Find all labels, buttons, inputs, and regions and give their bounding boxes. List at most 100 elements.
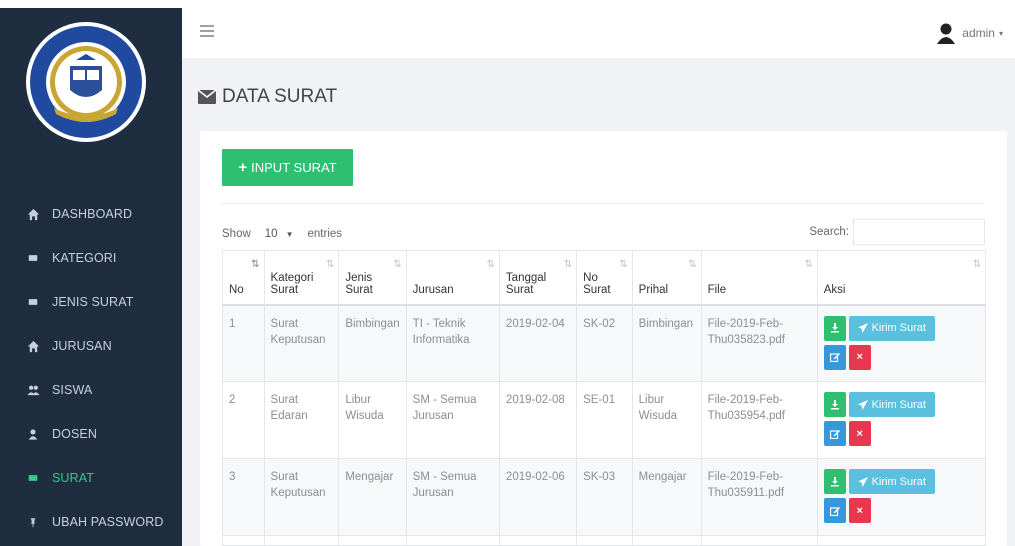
column-header-prihal[interactable]: ⇅ Prihal — [631, 250, 702, 306]
cell-file: File-2019-Feb-Thu035823.pdf — [700, 304, 818, 382]
divider — [222, 203, 984, 204]
sort-icon: ⇅ — [563, 259, 573, 270]
user-icon — [26, 427, 40, 441]
column-header-kategori[interactable]: ⇅ Kategori Surat — [263, 250, 340, 306]
logo-area — [0, 8, 182, 158]
top-strip — [0, 0, 1015, 8]
sidebar-item-jurusan[interactable]: JURUSAN — [0, 326, 182, 366]
envelope-icon — [198, 90, 216, 104]
entries-label: entries — [307, 228, 343, 240]
download-button[interactable] — [823, 469, 846, 494]
cell-jenis: Mengajar — [338, 458, 407, 536]
cell-no: 3 — [222, 458, 265, 536]
cell-jenis: Bimbingan — [338, 304, 407, 382]
institute-seal-logo[interactable] — [24, 20, 148, 144]
cell-file: File-2019-Feb-Thu035954.pdf — [700, 381, 818, 459]
paper-plane-icon — [857, 323, 868, 333]
user-menu[interactable]: admin ▾ — [936, 22, 1003, 44]
cell-tanggal: 2019-02-04 — [498, 304, 578, 382]
cell-aksi: Kirim Surat × — [816, 381, 987, 459]
close-icon: × — [856, 504, 863, 517]
entries-select[interactable]: 10 ▼ — [259, 223, 300, 245]
sidebar-item-dashboard[interactable]: DASHBOARD — [0, 194, 182, 234]
column-header-jurusan[interactable]: ⇅ Jurusan — [405, 250, 500, 306]
cell-jurusan: SM - Semua Jurusan — [405, 381, 500, 459]
home-icon — [26, 207, 40, 221]
sort-icon: ⇅ — [325, 259, 335, 270]
edit-button[interactable] — [823, 421, 846, 446]
delete-button[interactable]: × — [848, 344, 871, 370]
sidebar-item-ubah-password[interactable]: UBAH PASSWORD — [0, 502, 182, 542]
input-surat-button[interactable]: + INPUT SURAT — [222, 149, 353, 186]
sidebar-item-surat[interactable]: SURAT — [0, 458, 182, 498]
home-icon — [26, 339, 40, 353]
sidebar-item-label: UBAH PASSWORD — [52, 515, 164, 529]
cell-no: 1 — [222, 304, 265, 382]
tag-icon — [26, 251, 40, 265]
column-header-no-surat[interactable]: ⇅ No Surat — [576, 250, 633, 306]
sidebar-item-label: DASHBOARD — [52, 207, 133, 221]
content-panel: + INPUT SURAT Show 10 ▼ entries Search: … — [200, 131, 1007, 546]
cell-prihal: Libur Wisuda — [631, 381, 702, 459]
sidebar-item-jenis-surat[interactable]: JENIS SURAT — [0, 282, 182, 322]
user-name: admin — [962, 26, 995, 40]
edit-button[interactable] — [823, 498, 846, 523]
close-icon: × — [856, 351, 863, 363]
cell-prihal: Mengajar — [631, 458, 702, 536]
search-label: Search: — [809, 226, 849, 238]
edit-button[interactable] — [823, 344, 846, 370]
search-box: Search: — [809, 219, 985, 245]
column-header-no[interactable]: ⇅ No — [222, 250, 265, 306]
cell-jenis: Libur Wisuda — [338, 381, 407, 459]
cell-no-surat: SK-02 — [576, 304, 633, 382]
sidebar-item-label: JENIS SURAT — [52, 295, 134, 309]
sort-icon: ⇅ — [486, 259, 496, 270]
table-row: 3 Surat Keputusan Mengajar SM - Semua Ju… — [222, 458, 987, 536]
edit-icon — [829, 429, 840, 439]
cell-jurusan: TI - Teknik Informatika — [405, 304, 500, 382]
column-header-tanggal[interactable]: ⇅ Tanggal Surat — [498, 250, 578, 306]
sort-icon: ⇅ — [619, 259, 628, 270]
chevron-down-icon: ▾ — [998, 28, 1003, 38]
kirim-surat-button[interactable]: Kirim Surat — [848, 392, 935, 417]
search-input[interactable] — [853, 219, 985, 245]
cell-jurusan: SM - Semua Jurusan — [405, 458, 500, 536]
sidebar: DASHBOARD KATEGORI JENIS SURAT JURUSAN S… — [0, 8, 182, 546]
sort-icon: ⇅ — [972, 259, 982, 270]
cell-file: File-2019-Feb-Thu035911.pdf — [700, 458, 818, 536]
tag-icon — [26, 295, 40, 309]
sort-icon: ⇅ — [688, 259, 697, 270]
cell-no-surat: SE-01 — [576, 381, 633, 459]
edit-icon — [829, 506, 840, 516]
download-button[interactable] — [823, 315, 846, 341]
paper-plane-icon — [857, 476, 868, 487]
sidebar-item-kategori[interactable]: KATEGORI — [0, 238, 182, 278]
cell-no-surat: SK-03 — [576, 458, 633, 536]
input-surat-label: INPUT SURAT — [251, 160, 337, 175]
show-label: Show — [222, 228, 251, 240]
cell-aksi: Kirim Surat × — [816, 304, 987, 382]
cell-prihal: Bimbingan — [631, 304, 702, 382]
sort-icon: ⇅ — [804, 259, 813, 270]
column-header-file[interactable]: ⇅ File — [700, 250, 818, 306]
avatar — [937, 23, 956, 44]
chevron-down-icon: ▼ — [285, 229, 294, 239]
table-header-row: ⇅ No ⇅ Kategori Surat ⇅ Jenis Surat ⇅ Jurusa… — [222, 250, 987, 306]
cell-aksi: Kirim Surat × — [816, 458, 987, 536]
sidebar-item-dosen[interactable]: DOSEN — [0, 414, 182, 454]
delete-button[interactable]: × — [848, 421, 871, 446]
delete-button[interactable]: × — [848, 498, 871, 523]
pin-icon — [26, 515, 40, 529]
hamburger-menu-icon[interactable] — [200, 25, 214, 37]
kirim-surat-button[interactable]: Kirim Surat — [848, 315, 935, 341]
cell-kategori: Surat Keputusan — [263, 304, 340, 382]
cell-no: 2 — [222, 381, 265, 459]
sort-icon: ⇅ — [251, 259, 260, 270]
download-button[interactable] — [823, 392, 846, 417]
column-header-aksi[interactable]: ⇅ Aksi — [816, 250, 987, 306]
download-icon — [830, 399, 839, 409]
sidebar-item-label: DOSEN — [52, 427, 97, 441]
column-header-jenis[interactable]: ⇅ Jenis Surat — [338, 250, 407, 306]
kirim-surat-button[interactable]: Kirim Surat — [848, 469, 935, 494]
sidebar-item-siswa[interactable]: SISWA — [0, 370, 182, 410]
::::::::::
* [Task prompt]:
Copy out the lines from the one containing "column-header-prihal[interactable]: ⇅ Prihal" up to and including the one containing "user-name: admin — [962, 26, 995, 40]", reproducing each line exactly.

* [Response]:
column-header-prihal[interactable]: ⇅ Prihal — [631, 250, 702, 306]
cell-file: File-2019-Feb-Thu035823.pdf — [700, 304, 818, 382]
divider — [222, 203, 984, 204]
sort-icon: ⇅ — [563, 259, 573, 270]
user-icon — [26, 427, 40, 441]
column-header-kategori[interactable]: ⇅ Kategori Surat — [263, 250, 340, 306]
logo-area — [0, 8, 182, 158]
top-strip — [0, 0, 1015, 8]
sidebar-item-jurusan[interactable]: JURUSAN — [0, 326, 182, 366]
envelope-icon — [198, 90, 216, 104]
entries-label: entries — [307, 228, 343, 240]
download-button[interactable] — [823, 469, 846, 494]
cell-jenis: Mengajar — [338, 458, 407, 536]
cell-no: 3 — [222, 458, 265, 536]
cell-jenis: Bimbingan — [338, 304, 407, 382]
institute-seal-logo[interactable] — [24, 20, 148, 144]
cell-file: File-2019-Feb-Thu035954.pdf — [700, 381, 818, 459]
paper-plane-icon — [857, 323, 868, 333]
user-menu[interactable]: admin ▾ — [936, 22, 1003, 44]
cell-tanggal: 2019-02-04 — [498, 304, 578, 382]
cell-aksi: Kirim Surat × — [816, 381, 987, 459]
close-icon: × — [856, 504, 863, 517]
entries-select[interactable]: 10 ▼ — [259, 223, 300, 245]
sidebar-item-dashboard[interactable]: DASHBOARD — [0, 194, 182, 234]
column-header-jurusan[interactable]: ⇅ Jurusan — [405, 250, 500, 306]
cell-jurusan: SM - Semua Jurusan — [405, 381, 500, 459]
home-icon — [26, 207, 40, 221]
sort-icon: ⇅ — [325, 259, 335, 270]
edit-button[interactable] — [823, 421, 846, 446]
delete-button[interactable]: × — [848, 344, 871, 370]
sidebar-item-ubah-password[interactable]: UBAH PASSWORD — [0, 502, 182, 542]
input-surat-button[interactable]: + INPUT SURAT — [222, 149, 353, 186]
sidebar-item-surat[interactable]: SURAT — [0, 458, 182, 498]
home-icon — [26, 339, 40, 353]
sidebar-item-label: UBAH PASSWORD — [52, 515, 164, 529]
cell-no: 1 — [222, 304, 265, 382]
tag-icon — [26, 251, 40, 265]
column-header-no-surat[interactable]: ⇅ No Surat — [576, 250, 633, 306]
sidebar-item-label: DASHBOARD — [52, 207, 133, 221]
content-panel: + INPUT SURAT Show 10 ▼ entries Search: … — [200, 131, 1007, 546]
cell-prihal: Libur Wisuda — [631, 381, 702, 459]
sidebar-item-jenis-surat[interactable]: JENIS SURAT — [0, 282, 182, 322]
user-name: admin — [962, 26, 995, 40]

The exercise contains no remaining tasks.